▶ [DATA FOR PROCESSING]
++++++++
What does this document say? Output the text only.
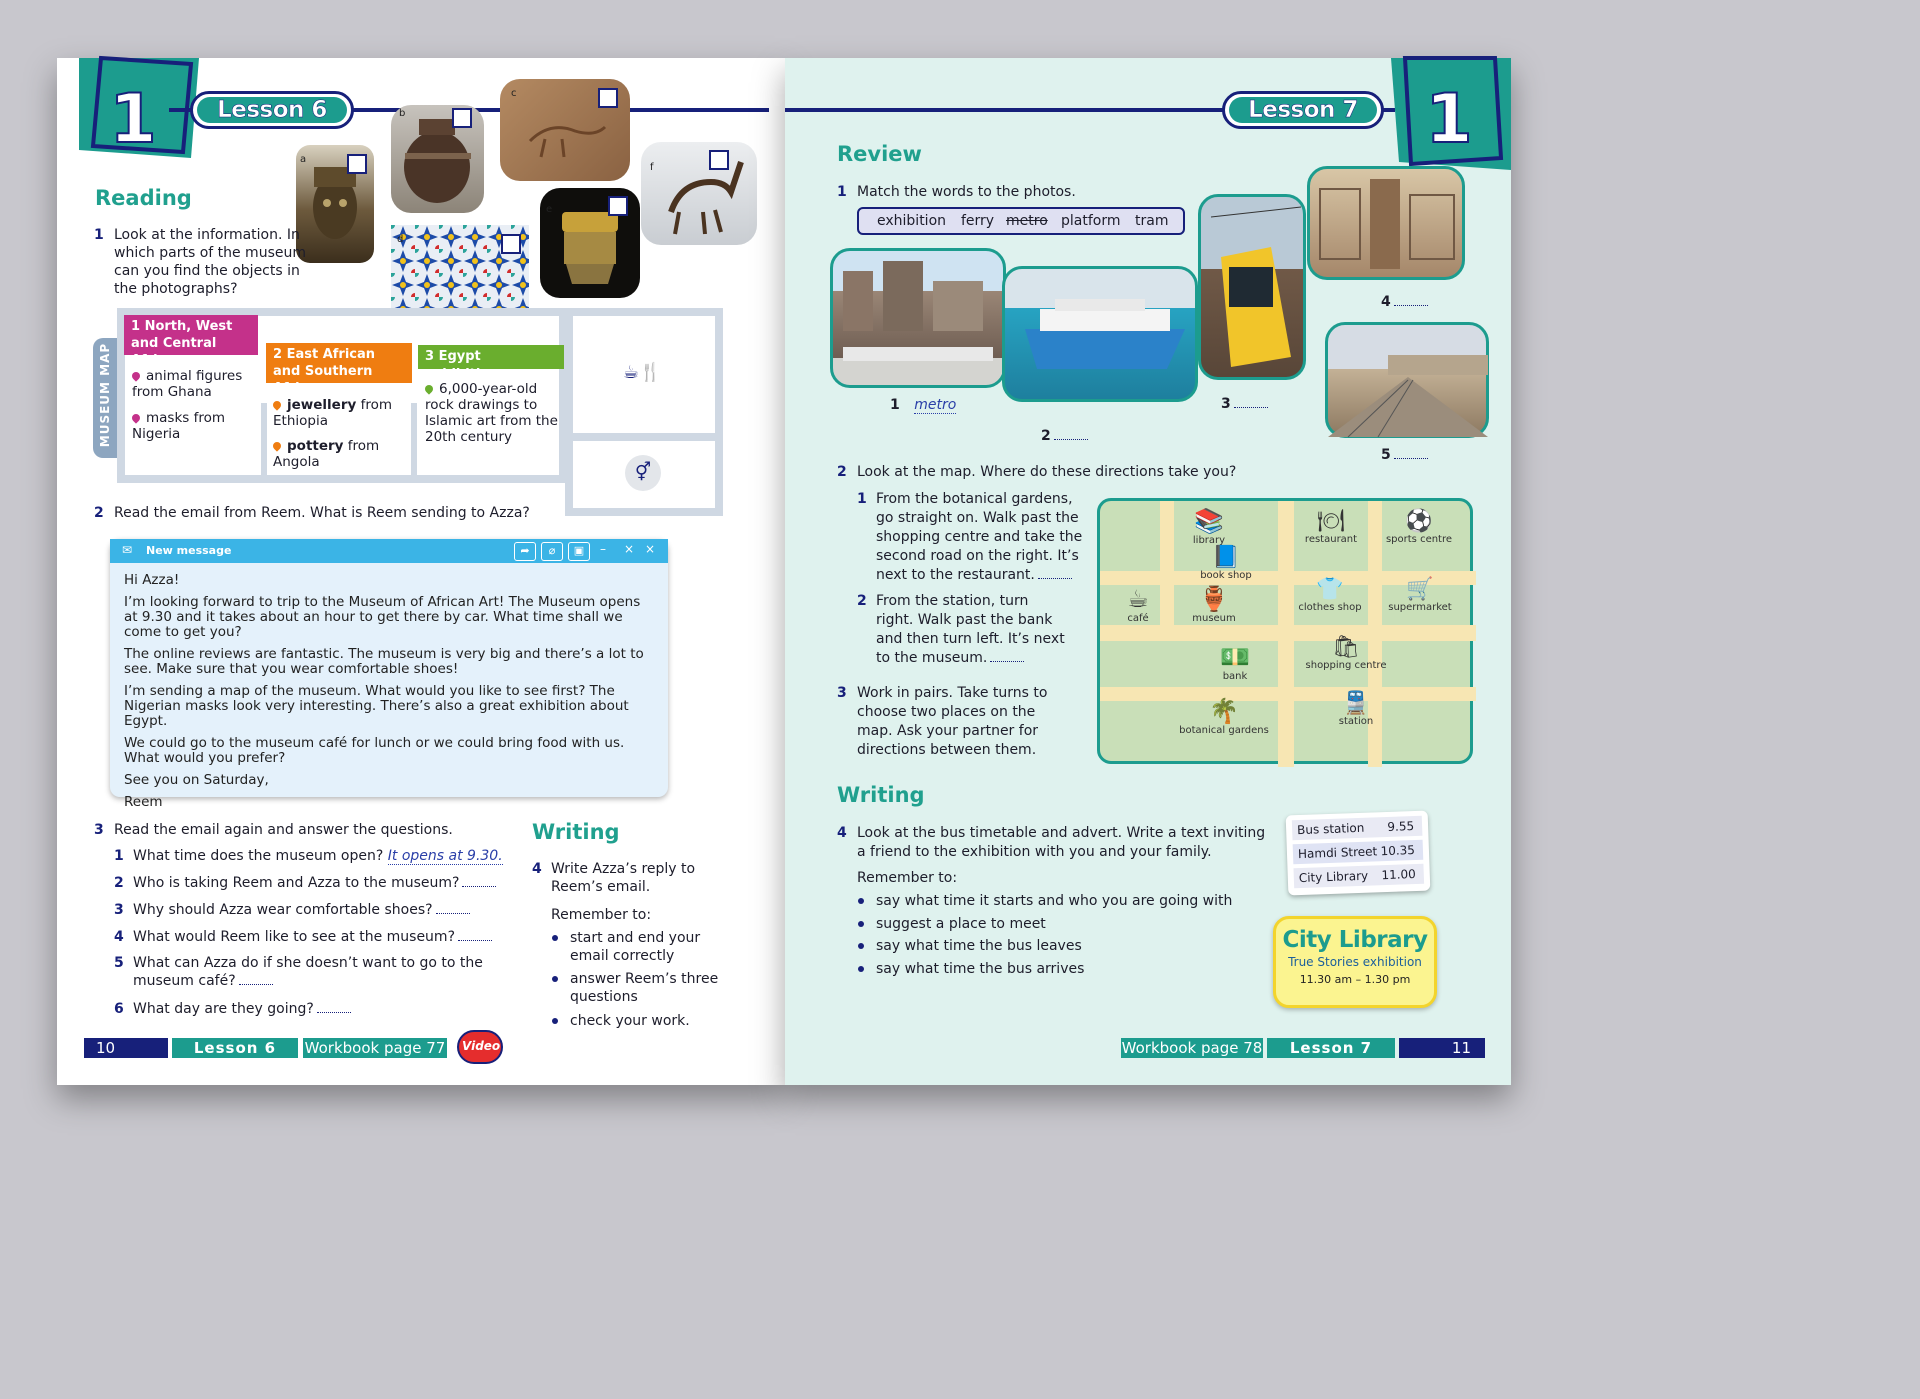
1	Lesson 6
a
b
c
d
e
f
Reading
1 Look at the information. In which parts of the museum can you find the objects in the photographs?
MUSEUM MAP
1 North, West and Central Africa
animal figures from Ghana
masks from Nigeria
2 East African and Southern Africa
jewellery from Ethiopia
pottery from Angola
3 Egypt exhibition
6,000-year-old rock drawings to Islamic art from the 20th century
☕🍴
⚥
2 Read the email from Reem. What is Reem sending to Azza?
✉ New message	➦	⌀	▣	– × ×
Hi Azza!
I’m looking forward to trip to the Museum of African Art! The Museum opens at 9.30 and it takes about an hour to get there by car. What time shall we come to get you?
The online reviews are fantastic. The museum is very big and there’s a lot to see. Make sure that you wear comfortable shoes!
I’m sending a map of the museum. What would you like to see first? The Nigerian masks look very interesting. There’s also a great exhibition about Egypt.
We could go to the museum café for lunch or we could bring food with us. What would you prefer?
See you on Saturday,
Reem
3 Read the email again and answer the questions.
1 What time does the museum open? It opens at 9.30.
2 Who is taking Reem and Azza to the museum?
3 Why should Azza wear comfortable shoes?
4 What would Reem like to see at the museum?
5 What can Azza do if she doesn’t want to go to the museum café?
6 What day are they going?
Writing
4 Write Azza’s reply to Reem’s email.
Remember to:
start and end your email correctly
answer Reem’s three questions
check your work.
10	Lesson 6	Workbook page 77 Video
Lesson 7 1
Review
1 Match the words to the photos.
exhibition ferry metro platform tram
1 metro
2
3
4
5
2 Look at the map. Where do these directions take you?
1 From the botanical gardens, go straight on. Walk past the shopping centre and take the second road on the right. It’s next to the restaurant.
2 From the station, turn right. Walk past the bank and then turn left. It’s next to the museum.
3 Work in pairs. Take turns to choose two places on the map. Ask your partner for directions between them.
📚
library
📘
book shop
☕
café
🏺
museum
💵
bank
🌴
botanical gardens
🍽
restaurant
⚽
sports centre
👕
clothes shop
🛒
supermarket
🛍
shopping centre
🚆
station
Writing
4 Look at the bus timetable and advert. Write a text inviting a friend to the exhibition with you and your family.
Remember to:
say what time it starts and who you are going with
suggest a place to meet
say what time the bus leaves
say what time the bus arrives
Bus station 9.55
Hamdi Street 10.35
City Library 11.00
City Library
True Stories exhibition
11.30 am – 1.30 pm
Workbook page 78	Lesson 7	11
++++++++
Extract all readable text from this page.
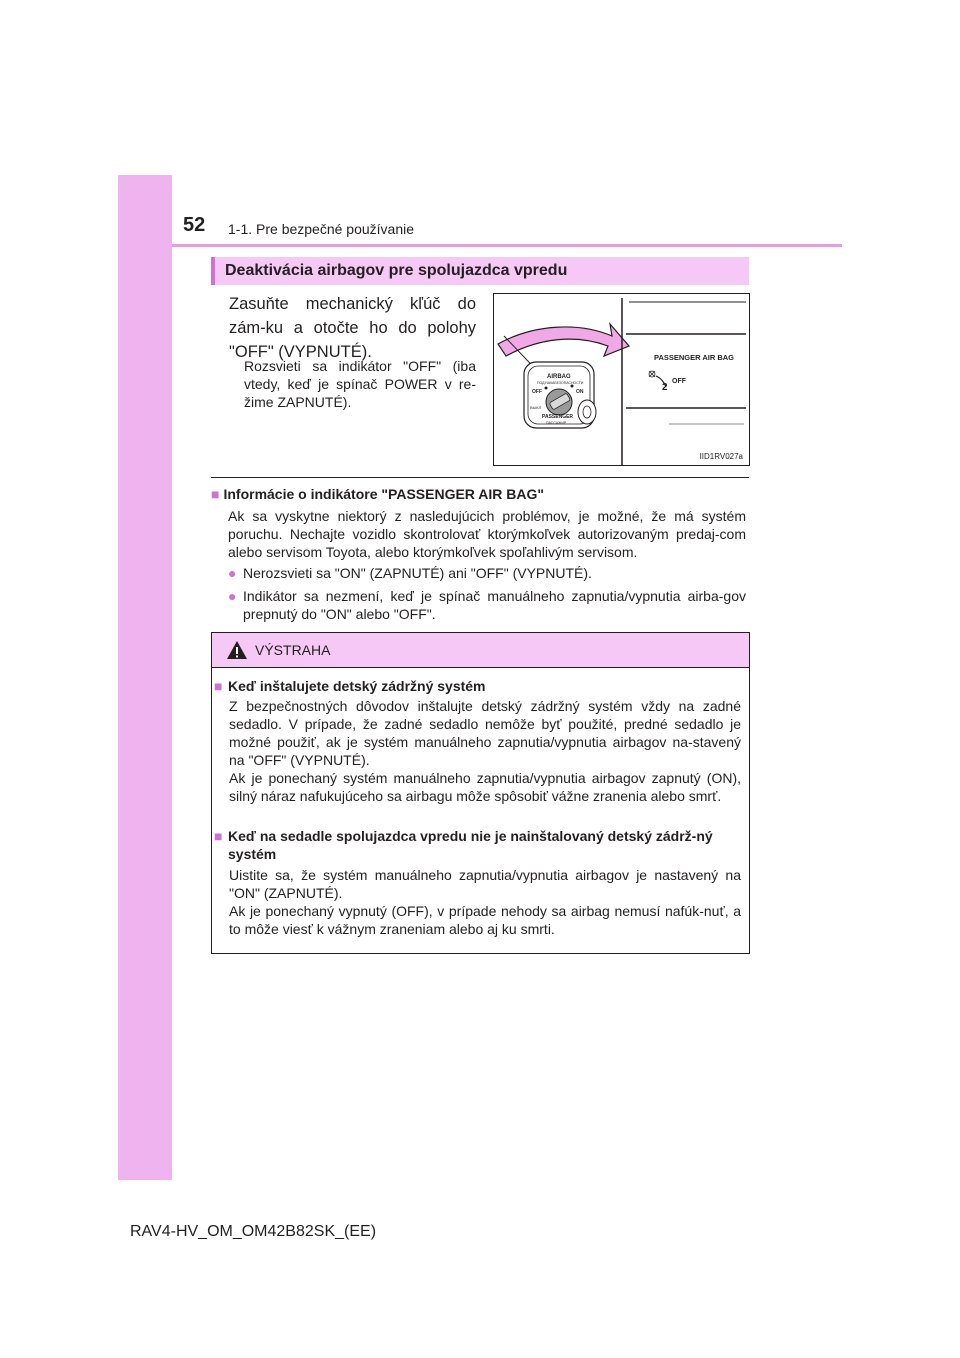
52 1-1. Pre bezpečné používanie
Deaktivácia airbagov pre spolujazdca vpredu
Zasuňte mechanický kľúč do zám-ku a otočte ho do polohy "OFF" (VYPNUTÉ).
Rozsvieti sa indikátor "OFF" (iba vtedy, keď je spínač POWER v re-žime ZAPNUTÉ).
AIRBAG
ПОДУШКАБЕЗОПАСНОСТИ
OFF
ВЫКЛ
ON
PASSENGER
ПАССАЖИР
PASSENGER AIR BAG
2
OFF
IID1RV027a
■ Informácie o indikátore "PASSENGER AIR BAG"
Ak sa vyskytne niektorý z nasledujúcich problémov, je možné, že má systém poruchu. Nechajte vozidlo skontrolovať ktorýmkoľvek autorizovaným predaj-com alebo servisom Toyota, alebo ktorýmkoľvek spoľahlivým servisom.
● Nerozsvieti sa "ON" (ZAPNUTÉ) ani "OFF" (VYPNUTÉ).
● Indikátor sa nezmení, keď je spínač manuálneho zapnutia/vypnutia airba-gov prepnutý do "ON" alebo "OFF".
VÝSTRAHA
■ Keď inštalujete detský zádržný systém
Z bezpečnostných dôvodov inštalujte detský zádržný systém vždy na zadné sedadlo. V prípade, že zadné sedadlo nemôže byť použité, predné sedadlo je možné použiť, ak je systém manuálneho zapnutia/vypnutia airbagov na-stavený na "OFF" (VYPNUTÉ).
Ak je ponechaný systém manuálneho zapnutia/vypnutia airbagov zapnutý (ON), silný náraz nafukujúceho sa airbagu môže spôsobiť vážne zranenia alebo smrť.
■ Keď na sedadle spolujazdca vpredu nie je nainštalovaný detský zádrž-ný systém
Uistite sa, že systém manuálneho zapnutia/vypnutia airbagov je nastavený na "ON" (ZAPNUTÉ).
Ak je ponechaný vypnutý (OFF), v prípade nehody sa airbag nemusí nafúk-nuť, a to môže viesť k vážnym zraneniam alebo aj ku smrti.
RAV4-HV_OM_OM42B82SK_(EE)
++++++++
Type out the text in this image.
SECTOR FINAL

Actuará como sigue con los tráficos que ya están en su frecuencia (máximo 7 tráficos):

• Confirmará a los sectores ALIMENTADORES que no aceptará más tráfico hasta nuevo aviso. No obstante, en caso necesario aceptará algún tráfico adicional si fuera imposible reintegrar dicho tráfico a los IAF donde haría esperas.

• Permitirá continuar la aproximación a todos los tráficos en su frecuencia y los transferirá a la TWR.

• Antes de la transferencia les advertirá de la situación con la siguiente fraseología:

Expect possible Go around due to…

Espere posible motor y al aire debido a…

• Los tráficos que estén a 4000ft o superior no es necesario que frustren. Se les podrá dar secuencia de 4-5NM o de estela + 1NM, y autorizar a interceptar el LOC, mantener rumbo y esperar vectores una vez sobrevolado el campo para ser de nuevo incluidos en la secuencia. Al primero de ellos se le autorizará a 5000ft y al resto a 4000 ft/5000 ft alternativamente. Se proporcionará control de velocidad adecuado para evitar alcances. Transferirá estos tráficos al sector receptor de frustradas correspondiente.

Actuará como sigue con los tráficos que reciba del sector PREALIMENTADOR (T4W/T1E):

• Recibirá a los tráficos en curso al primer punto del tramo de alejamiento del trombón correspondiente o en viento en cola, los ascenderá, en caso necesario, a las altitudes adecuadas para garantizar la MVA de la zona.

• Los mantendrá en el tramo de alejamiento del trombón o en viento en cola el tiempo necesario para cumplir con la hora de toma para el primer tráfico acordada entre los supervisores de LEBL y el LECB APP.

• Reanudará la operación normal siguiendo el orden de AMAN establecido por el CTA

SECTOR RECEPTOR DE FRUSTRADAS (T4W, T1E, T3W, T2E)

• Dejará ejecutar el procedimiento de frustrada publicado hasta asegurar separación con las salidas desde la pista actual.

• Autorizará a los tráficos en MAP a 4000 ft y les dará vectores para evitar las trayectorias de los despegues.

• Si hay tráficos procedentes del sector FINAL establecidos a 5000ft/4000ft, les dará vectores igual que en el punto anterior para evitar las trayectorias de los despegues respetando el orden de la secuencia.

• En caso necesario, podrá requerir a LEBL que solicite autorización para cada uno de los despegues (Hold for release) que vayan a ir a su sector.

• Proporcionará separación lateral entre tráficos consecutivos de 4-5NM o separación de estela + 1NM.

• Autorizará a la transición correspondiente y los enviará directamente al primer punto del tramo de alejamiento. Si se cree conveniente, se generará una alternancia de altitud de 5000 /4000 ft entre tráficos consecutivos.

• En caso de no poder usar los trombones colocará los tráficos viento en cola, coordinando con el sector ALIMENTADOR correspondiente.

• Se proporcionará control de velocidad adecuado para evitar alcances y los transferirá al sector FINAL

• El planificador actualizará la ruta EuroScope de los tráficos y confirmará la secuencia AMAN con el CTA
++++++++
Which lines above contain the word "spolujazdca"? Copy each of them.

▶ [CORRECT RESPONSE]
Deaktivácia airbagov pre spolujazdca vpredu
■ Keď na sedadle spolujazdca vpredu nie je nainštalovaný detský zádrž-ný systém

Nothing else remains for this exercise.